Identify and copy all lines of the material where the string "JSON" is found.
■ ■ ■ ■ ■
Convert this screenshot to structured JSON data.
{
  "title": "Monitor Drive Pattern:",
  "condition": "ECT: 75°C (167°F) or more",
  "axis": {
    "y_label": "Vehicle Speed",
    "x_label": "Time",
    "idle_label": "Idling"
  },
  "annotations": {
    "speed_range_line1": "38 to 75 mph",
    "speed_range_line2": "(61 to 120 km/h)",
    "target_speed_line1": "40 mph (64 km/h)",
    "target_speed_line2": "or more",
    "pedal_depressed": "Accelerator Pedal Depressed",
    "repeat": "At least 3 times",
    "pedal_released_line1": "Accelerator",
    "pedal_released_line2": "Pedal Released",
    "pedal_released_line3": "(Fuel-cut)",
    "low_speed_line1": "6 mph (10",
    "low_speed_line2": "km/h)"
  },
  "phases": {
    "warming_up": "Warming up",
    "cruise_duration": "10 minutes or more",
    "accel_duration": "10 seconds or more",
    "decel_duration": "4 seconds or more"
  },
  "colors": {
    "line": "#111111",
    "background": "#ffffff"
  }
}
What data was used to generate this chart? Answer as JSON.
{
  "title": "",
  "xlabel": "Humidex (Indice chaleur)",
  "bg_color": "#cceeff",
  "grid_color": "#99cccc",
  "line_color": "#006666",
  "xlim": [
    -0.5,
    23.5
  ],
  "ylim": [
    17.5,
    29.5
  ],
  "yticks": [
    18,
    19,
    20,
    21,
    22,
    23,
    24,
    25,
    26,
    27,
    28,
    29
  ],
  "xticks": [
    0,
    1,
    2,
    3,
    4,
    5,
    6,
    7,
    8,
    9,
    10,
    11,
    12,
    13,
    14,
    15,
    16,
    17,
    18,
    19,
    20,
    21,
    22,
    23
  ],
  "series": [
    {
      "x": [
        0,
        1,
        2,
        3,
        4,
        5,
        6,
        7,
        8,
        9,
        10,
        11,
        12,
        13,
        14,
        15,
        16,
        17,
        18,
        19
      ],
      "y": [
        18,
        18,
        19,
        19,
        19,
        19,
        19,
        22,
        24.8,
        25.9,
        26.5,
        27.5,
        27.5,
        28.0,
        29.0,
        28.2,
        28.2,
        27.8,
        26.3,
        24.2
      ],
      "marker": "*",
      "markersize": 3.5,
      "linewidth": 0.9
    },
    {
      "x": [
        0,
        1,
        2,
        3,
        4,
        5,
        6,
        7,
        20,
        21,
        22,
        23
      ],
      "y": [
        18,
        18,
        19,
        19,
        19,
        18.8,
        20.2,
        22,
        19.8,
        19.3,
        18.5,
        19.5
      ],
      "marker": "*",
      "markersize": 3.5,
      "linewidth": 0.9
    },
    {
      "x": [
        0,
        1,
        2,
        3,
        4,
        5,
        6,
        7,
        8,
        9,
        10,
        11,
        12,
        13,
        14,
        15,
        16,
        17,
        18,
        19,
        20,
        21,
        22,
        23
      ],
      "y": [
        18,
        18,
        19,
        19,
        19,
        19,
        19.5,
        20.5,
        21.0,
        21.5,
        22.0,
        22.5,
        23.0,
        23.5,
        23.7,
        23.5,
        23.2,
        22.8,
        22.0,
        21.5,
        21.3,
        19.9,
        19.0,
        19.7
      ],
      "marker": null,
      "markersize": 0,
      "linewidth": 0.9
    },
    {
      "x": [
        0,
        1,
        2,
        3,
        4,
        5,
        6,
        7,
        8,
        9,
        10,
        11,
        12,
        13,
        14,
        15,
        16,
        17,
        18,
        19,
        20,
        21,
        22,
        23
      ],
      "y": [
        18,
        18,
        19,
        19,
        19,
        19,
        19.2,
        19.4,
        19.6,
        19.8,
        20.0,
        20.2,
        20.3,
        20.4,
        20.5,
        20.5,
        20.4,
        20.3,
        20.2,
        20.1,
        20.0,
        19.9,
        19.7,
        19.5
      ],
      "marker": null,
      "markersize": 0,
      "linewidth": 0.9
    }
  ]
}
■ ■ ■ ■ ■
*Finished exercise*
Convert this screenshot to structured JSON data.
What data was used to generate this chart? Answer as JSON.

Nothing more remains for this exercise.